### WORK TO DO
Transcribe the entries that follow exactly as they appear, minus pictures.

-------- SUPPLIED ENTRIES

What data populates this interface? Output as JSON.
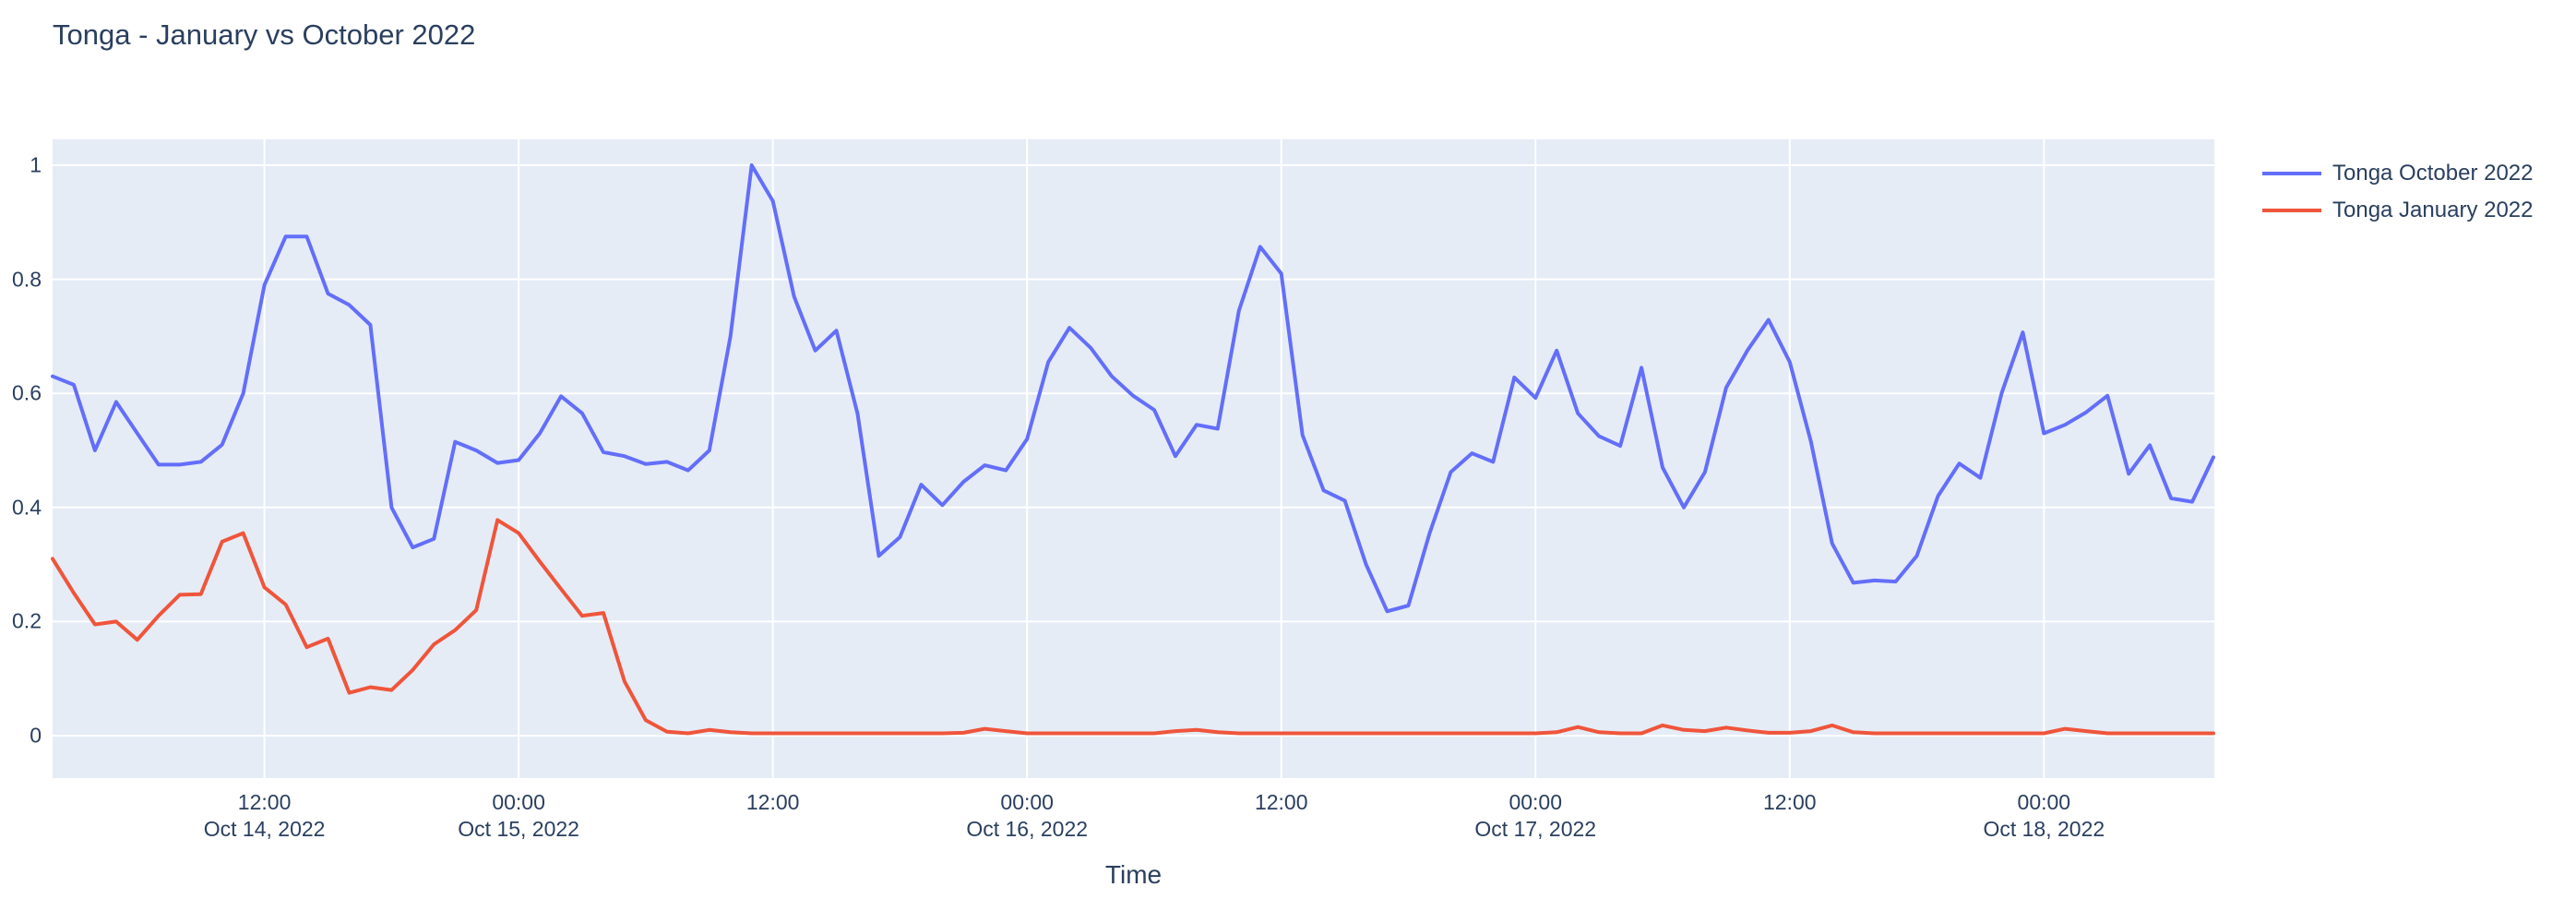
{
  "title": "Tonga - January vs October 2022",
  "chart_data": {
    "type": "line",
    "title": "Tonga - January vs October 2022",
    "xlabel": "Time",
    "ylabel": "",
    "x_start": "2022-10-14 02:00",
    "x_end": "2022-10-18 08:00",
    "x_step_hours": 1,
    "ylim": [
      0,
      1
    ],
    "grid": true,
    "legend_position": "right",
    "plot_bg": "#E5ECF6",
    "grid_color": "#FFFFFF",
    "text_color": "#2a3f5f",
    "yticks": [
      {
        "value": 0,
        "label": "0"
      },
      {
        "value": 0.2,
        "label": "0.2"
      },
      {
        "value": 0.4,
        "label": "0.4"
      },
      {
        "value": 0.6,
        "label": "0.6"
      },
      {
        "value": 0.8,
        "label": "0.8"
      },
      {
        "value": 1,
        "label": "1"
      }
    ],
    "xticks": [
      {
        "hour_index": 10,
        "label": "12:00",
        "date": "Oct 14, 2022"
      },
      {
        "hour_index": 22,
        "label": "00:00",
        "date": "Oct 15, 2022"
      },
      {
        "hour_index": 34,
        "label": "12:00",
        "date": ""
      },
      {
        "hour_index": 46,
        "label": "00:00",
        "date": "Oct 16, 2022"
      },
      {
        "hour_index": 58,
        "label": "12:00",
        "date": ""
      },
      {
        "hour_index": 70,
        "label": "00:00",
        "date": "Oct 17, 2022"
      },
      {
        "hour_index": 82,
        "label": "12:00",
        "date": ""
      },
      {
        "hour_index": 94,
        "label": "00:00",
        "date": "Oct 18, 2022"
      }
    ],
    "series": [
      {
        "name": "Tonga October 2022",
        "color": "#636EFA",
        "values": [
          0.63,
          0.615,
          0.5,
          0.585,
          0.53,
          0.475,
          0.475,
          0.48,
          0.51,
          0.6,
          0.79,
          0.875,
          0.875,
          0.775,
          0.755,
          0.72,
          0.4,
          0.33,
          0.345,
          0.515,
          0.5,
          0.478,
          0.483,
          0.53,
          0.595,
          0.565,
          0.497,
          0.49,
          0.476,
          0.48,
          0.465,
          0.5,
          0.7,
          1.0,
          0.937,
          0.77,
          0.675,
          0.71,
          0.564,
          0.315,
          0.348,
          0.44,
          0.404,
          0.445,
          0.474,
          0.465,
          0.52,
          0.655,
          0.715,
          0.68,
          0.63,
          0.596,
          0.571,
          0.49,
          0.545,
          0.538,
          0.745,
          0.857,
          0.81,
          0.527,
          0.43,
          0.412,
          0.3,
          0.218,
          0.228,
          0.355,
          0.462,
          0.495,
          0.48,
          0.628,
          0.592,
          0.675,
          0.565,
          0.525,
          0.508,
          0.645,
          0.47,
          0.4,
          0.462,
          0.61,
          0.675,
          0.729,
          0.655,
          0.516,
          0.337,
          0.268,
          0.272,
          0.27,
          0.315,
          0.42,
          0.477,
          0.452,
          0.6,
          0.707,
          0.53,
          0.545,
          0.567,
          0.596,
          0.459,
          0.509,
          0.416,
          0.41,
          0.488
        ]
      },
      {
        "name": "Tonga January 2022",
        "color": "#EF553B",
        "values": [
          0.31,
          0.25,
          0.195,
          0.2,
          0.168,
          0.21,
          0.247,
          0.248,
          0.34,
          0.355,
          0.26,
          0.23,
          0.155,
          0.17,
          0.075,
          0.085,
          0.08,
          0.115,
          0.16,
          0.185,
          0.22,
          0.378,
          0.355,
          0.305,
          0.257,
          0.21,
          0.215,
          0.095,
          0.027,
          0.007,
          0.004,
          0.01,
          0.006,
          0.004,
          0.004,
          0.004,
          0.004,
          0.004,
          0.004,
          0.004,
          0.004,
          0.004,
          0.004,
          0.005,
          0.012,
          0.008,
          0.004,
          0.004,
          0.004,
          0.004,
          0.004,
          0.004,
          0.004,
          0.008,
          0.01,
          0.006,
          0.004,
          0.004,
          0.004,
          0.004,
          0.004,
          0.004,
          0.004,
          0.004,
          0.004,
          0.004,
          0.004,
          0.004,
          0.004,
          0.004,
          0.004,
          0.006,
          0.015,
          0.006,
          0.004,
          0.004,
          0.018,
          0.01,
          0.008,
          0.014,
          0.009,
          0.005,
          0.005,
          0.008,
          0.018,
          0.006,
          0.004,
          0.004,
          0.004,
          0.004,
          0.004,
          0.004,
          0.004,
          0.004,
          0.004,
          0.012,
          0.008,
          0.004,
          0.004,
          0.004,
          0.004,
          0.004,
          0.004
        ]
      }
    ]
  }
}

----------------

### FULL SOLUTION
What data populates this interface? Output as JSON.
{
  "title": "Tonga - January vs October 2022",
  "chart_data": {
    "type": "line",
    "title": "Tonga - January vs October 2022",
    "xlabel": "Time",
    "ylabel": "",
    "x_start": "2022-10-14 02:00",
    "x_end": "2022-10-18 08:00",
    "x_step_hours": 1,
    "ylim": [
      0,
      1
    ],
    "grid": true,
    "legend_position": "right",
    "plot_bg": "#E5ECF6",
    "grid_color": "#FFFFFF",
    "text_color": "#2a3f5f",
    "yticks": [
      {
        "value": 0,
        "label": "0"
      },
      {
        "value": 0.2,
        "label": "0.2"
      },
      {
        "value": 0.4,
        "label": "0.4"
      },
      {
        "value": 0.6,
        "label": "0.6"
      },
      {
        "value": 0.8,
        "label": "0.8"
      },
      {
        "value": 1,
        "label": "1"
      }
    ],
    "xticks": [
      {
        "hour_index": 10,
        "label": "12:00",
        "date": "Oct 14, 2022"
      },
      {
        "hour_index": 22,
        "label": "00:00",
        "date": "Oct 15, 2022"
      },
      {
        "hour_index": 34,
        "label": "12:00",
        "date": ""
      },
      {
        "hour_index": 46,
        "label": "00:00",
        "date": "Oct 16, 2022"
      },
      {
        "hour_index": 58,
        "label": "12:00",
        "date": ""
      },
      {
        "hour_index": 70,
        "label": "00:00",
        "date": "Oct 17, 2022"
      },
      {
        "hour_index": 82,
        "label": "12:00",
        "date": ""
      },
      {
        "hour_index": 94,
        "label": "00:00",
        "date": "Oct 18, 2022"
      }
    ],
    "series": [
      {
        "name": "Tonga October 2022",
        "color": "#636EFA",
        "values": [
          0.63,
          0.615,
          0.5,
          0.585,
          0.53,
          0.475,
          0.475,
          0.48,
          0.51,
          0.6,
          0.79,
          0.875,
          0.875,
          0.775,
          0.755,
          0.72,
          0.4,
          0.33,
          0.345,
          0.515,
          0.5,
          0.478,
          0.483,
          0.53,
          0.595,
          0.565,
          0.497,
          0.49,
          0.476,
          0.48,
          0.465,
          0.5,
          0.7,
          1.0,
          0.937,
          0.77,
          0.675,
          0.71,
          0.564,
          0.315,
          0.348,
          0.44,
          0.404,
          0.445,
          0.474,
          0.465,
          0.52,
          0.655,
          0.715,
          0.68,
          0.63,
          0.596,
          0.571,
          0.49,
          0.545,
          0.538,
          0.745,
          0.857,
          0.81,
          0.527,
          0.43,
          0.412,
          0.3,
          0.218,
          0.228,
          0.355,
          0.462,
          0.495,
          0.48,
          0.628,
          0.592,
          0.675,
          0.565,
          0.525,
          0.508,
          0.645,
          0.47,
          0.4,
          0.462,
          0.61,
          0.675,
          0.729,
          0.655,
          0.516,
          0.337,
          0.268,
          0.272,
          0.27,
          0.315,
          0.42,
          0.477,
          0.452,
          0.6,
          0.707,
          0.53,
          0.545,
          0.567,
          0.596,
          0.459,
          0.509,
          0.416,
          0.41,
          0.488
        ]
      },
      {
        "name": "Tonga January 2022",
        "color": "#EF553B",
        "values": [
          0.31,
          0.25,
          0.195,
          0.2,
          0.168,
          0.21,
          0.247,
          0.248,
          0.34,
          0.355,
          0.26,
          0.23,
          0.155,
          0.17,
          0.075,
          0.085,
          0.08,
          0.115,
          0.16,
          0.185,
          0.22,
          0.378,
          0.355,
          0.305,
          0.257,
          0.21,
          0.215,
          0.095,
          0.027,
          0.007,
          0.004,
          0.01,
          0.006,
          0.004,
          0.004,
          0.004,
          0.004,
          0.004,
          0.004,
          0.004,
          0.004,
          0.004,
          0.004,
          0.005,
          0.012,
          0.008,
          0.004,
          0.004,
          0.004,
          0.004,
          0.004,
          0.004,
          0.004,
          0.008,
          0.01,
          0.006,
          0.004,
          0.004,
          0.004,
          0.004,
          0.004,
          0.004,
          0.004,
          0.004,
          0.004,
          0.004,
          0.004,
          0.004,
          0.004,
          0.004,
          0.004,
          0.006,
          0.015,
          0.006,
          0.004,
          0.004,
          0.018,
          0.01,
          0.008,
          0.014,
          0.009,
          0.005,
          0.005,
          0.008,
          0.018,
          0.006,
          0.004,
          0.004,
          0.004,
          0.004,
          0.004,
          0.004,
          0.004,
          0.004,
          0.004,
          0.012,
          0.008,
          0.004,
          0.004,
          0.004,
          0.004,
          0.004,
          0.004
        ]
      }
    ]
  }
}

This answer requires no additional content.